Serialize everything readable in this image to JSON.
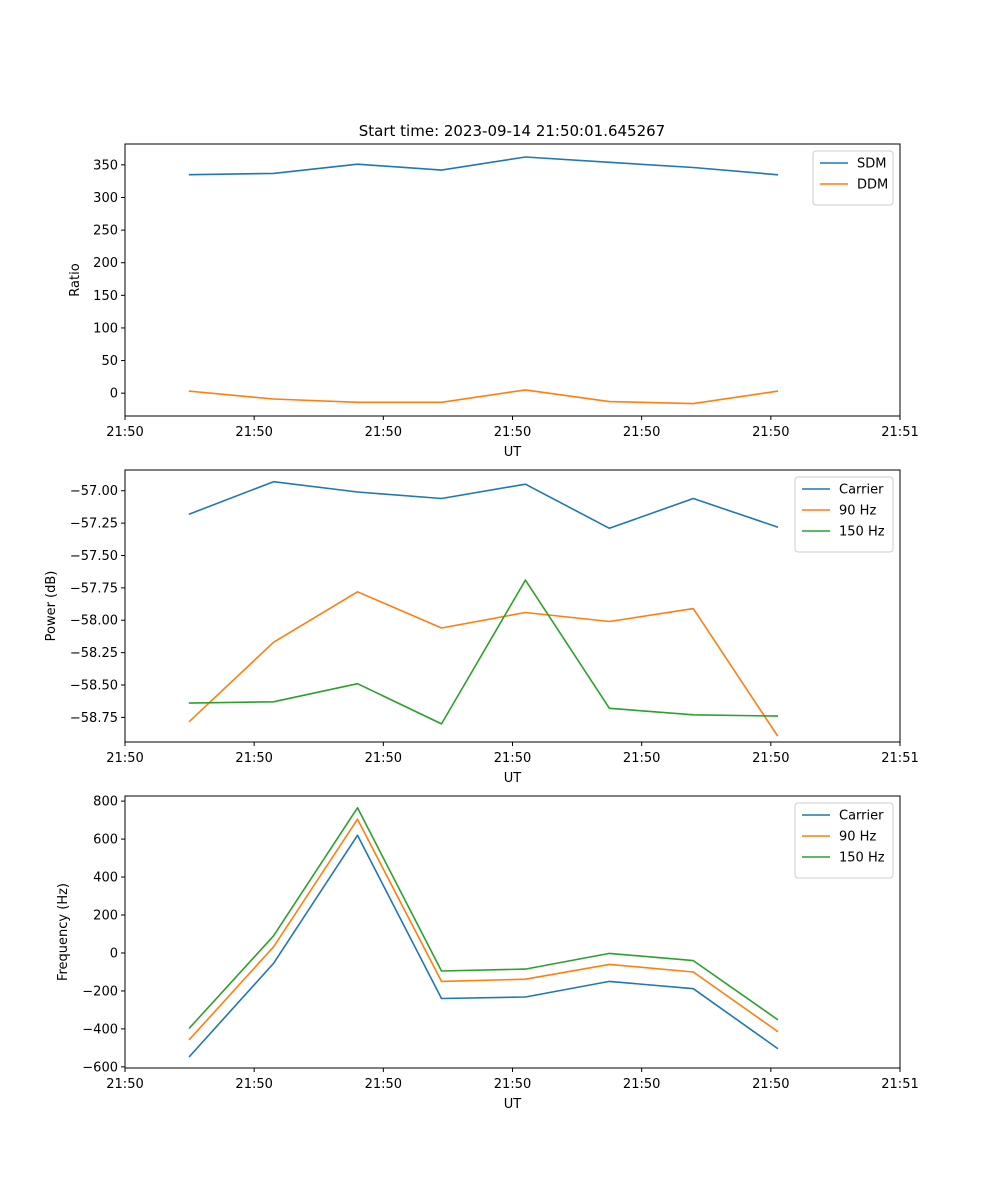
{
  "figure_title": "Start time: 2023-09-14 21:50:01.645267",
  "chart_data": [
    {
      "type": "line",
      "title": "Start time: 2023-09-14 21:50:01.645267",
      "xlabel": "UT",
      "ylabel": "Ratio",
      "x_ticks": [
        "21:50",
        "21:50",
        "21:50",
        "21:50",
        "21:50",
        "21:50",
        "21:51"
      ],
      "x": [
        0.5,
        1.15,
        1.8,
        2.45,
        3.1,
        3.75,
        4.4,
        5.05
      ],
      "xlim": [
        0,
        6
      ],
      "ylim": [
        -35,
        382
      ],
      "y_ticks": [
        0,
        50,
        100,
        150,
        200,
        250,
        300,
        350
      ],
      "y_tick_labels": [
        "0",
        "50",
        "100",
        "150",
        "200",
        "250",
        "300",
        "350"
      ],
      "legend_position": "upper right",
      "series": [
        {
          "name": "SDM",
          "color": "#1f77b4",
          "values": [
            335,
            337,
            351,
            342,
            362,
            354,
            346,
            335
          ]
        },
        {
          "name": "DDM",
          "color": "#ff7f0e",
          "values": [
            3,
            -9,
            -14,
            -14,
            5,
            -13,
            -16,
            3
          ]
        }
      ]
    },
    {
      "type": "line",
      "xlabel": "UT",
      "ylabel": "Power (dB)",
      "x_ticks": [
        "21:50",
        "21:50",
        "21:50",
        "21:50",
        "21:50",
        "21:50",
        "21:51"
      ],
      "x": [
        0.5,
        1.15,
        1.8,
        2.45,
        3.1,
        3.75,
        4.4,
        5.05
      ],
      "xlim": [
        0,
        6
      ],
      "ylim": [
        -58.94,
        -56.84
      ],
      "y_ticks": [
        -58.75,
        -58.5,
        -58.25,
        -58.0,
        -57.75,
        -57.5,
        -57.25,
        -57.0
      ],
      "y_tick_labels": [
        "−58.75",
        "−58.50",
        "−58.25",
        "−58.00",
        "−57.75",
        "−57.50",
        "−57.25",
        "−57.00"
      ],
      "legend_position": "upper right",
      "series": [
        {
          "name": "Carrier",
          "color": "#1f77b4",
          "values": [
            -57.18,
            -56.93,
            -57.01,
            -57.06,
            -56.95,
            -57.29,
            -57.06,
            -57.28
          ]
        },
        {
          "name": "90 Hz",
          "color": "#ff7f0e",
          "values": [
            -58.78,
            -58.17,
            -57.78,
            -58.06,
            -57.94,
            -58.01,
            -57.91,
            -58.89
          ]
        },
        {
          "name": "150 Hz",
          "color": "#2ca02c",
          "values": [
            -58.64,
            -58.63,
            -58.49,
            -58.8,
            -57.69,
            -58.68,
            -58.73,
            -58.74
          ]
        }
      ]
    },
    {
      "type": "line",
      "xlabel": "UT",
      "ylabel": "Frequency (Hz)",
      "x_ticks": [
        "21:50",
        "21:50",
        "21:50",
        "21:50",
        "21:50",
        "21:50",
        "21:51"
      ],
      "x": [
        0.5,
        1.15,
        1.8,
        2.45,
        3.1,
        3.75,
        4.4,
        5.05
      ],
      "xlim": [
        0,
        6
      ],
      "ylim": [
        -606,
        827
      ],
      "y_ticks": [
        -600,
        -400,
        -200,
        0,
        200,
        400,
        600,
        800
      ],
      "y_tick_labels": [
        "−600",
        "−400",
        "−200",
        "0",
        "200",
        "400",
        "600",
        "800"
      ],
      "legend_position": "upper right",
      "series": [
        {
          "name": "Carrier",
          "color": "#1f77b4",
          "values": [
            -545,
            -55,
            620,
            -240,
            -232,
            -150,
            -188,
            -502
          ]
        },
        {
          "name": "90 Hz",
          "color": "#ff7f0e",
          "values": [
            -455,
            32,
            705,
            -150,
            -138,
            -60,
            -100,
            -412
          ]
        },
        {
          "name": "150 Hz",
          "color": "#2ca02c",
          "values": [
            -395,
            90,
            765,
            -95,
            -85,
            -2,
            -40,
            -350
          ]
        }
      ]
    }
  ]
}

..........

DIRECTIONS:
Make an exact copy of the records shown above, without the pictures.

RESPONSE FOR THIS EXERCISE:
Serialize everything readable in this image to JSON.
{
  "figure_title": "Start time: 2023-09-14 21:50:01.645267",
  "chart_data": [
    {
      "type": "line",
      "title": "Start time: 2023-09-14 21:50:01.645267",
      "xlabel": "UT",
      "ylabel": "Ratio",
      "x_ticks": [
        "21:50",
        "21:50",
        "21:50",
        "21:50",
        "21:50",
        "21:50",
        "21:51"
      ],
      "x": [
        0.5,
        1.15,
        1.8,
        2.45,
        3.1,
        3.75,
        4.4,
        5.05
      ],
      "xlim": [
        0,
        6
      ],
      "ylim": [
        -35,
        382
      ],
      "y_ticks": [
        0,
        50,
        100,
        150,
        200,
        250,
        300,
        350
      ],
      "y_tick_labels": [
        "0",
        "50",
        "100",
        "150",
        "200",
        "250",
        "300",
        "350"
      ],
      "legend_position": "upper right",
      "series": [
        {
          "name": "SDM",
          "color": "#1f77b4",
          "values": [
            335,
            337,
            351,
            342,
            362,
            354,
            346,
            335
          ]
        },
        {
          "name": "DDM",
          "color": "#ff7f0e",
          "values": [
            3,
            -9,
            -14,
            -14,
            5,
            -13,
            -16,
            3
          ]
        }
      ]
    },
    {
      "type": "line",
      "xlabel": "UT",
      "ylabel": "Power (dB)",
      "x_ticks": [
        "21:50",
        "21:50",
        "21:50",
        "21:50",
        "21:50",
        "21:50",
        "21:51"
      ],
      "x": [
        0.5,
        1.15,
        1.8,
        2.45,
        3.1,
        3.75,
        4.4,
        5.05
      ],
      "xlim": [
        0,
        6
      ],
      "ylim": [
        -58.94,
        -56.84
      ],
      "y_ticks": [
        -58.75,
        -58.5,
        -58.25,
        -58.0,
        -57.75,
        -57.5,
        -57.25,
        -57.0
      ],
      "y_tick_labels": [
        "−58.75",
        "−58.50",
        "−58.25",
        "−58.00",
        "−57.75",
        "−57.50",
        "−57.25",
        "−57.00"
      ],
      "legend_position": "upper right",
      "series": [
        {
          "name": "Carrier",
          "color": "#1f77b4",
          "values": [
            -57.18,
            -56.93,
            -57.01,
            -57.06,
            -56.95,
            -57.29,
            -57.06,
            -57.28
          ]
        },
        {
          "name": "90 Hz",
          "color": "#ff7f0e",
          "values": [
            -58.78,
            -58.17,
            -57.78,
            -58.06,
            -57.94,
            -58.01,
            -57.91,
            -58.89
          ]
        },
        {
          "name": "150 Hz",
          "color": "#2ca02c",
          "values": [
            -58.64,
            -58.63,
            -58.49,
            -58.8,
            -57.69,
            -58.68,
            -58.73,
            -58.74
          ]
        }
      ]
    },
    {
      "type": "line",
      "xlabel": "UT",
      "ylabel": "Frequency (Hz)",
      "x_ticks": [
        "21:50",
        "21:50",
        "21:50",
        "21:50",
        "21:50",
        "21:50",
        "21:51"
      ],
      "x": [
        0.5,
        1.15,
        1.8,
        2.45,
        3.1,
        3.75,
        4.4,
        5.05
      ],
      "xlim": [
        0,
        6
      ],
      "ylim": [
        -606,
        827
      ],
      "y_ticks": [
        -600,
        -400,
        -200,
        0,
        200,
        400,
        600,
        800
      ],
      "y_tick_labels": [
        "−600",
        "−400",
        "−200",
        "0",
        "200",
        "400",
        "600",
        "800"
      ],
      "legend_position": "upper right",
      "series": [
        {
          "name": "Carrier",
          "color": "#1f77b4",
          "values": [
            -545,
            -55,
            620,
            -240,
            -232,
            -150,
            -188,
            -502
          ]
        },
        {
          "name": "90 Hz",
          "color": "#ff7f0e",
          "values": [
            -455,
            32,
            705,
            -150,
            -138,
            -60,
            -100,
            -412
          ]
        },
        {
          "name": "150 Hz",
          "color": "#2ca02c",
          "values": [
            -395,
            90,
            765,
            -95,
            -85,
            -2,
            -40,
            -350
          ]
        }
      ]
    }
  ]
}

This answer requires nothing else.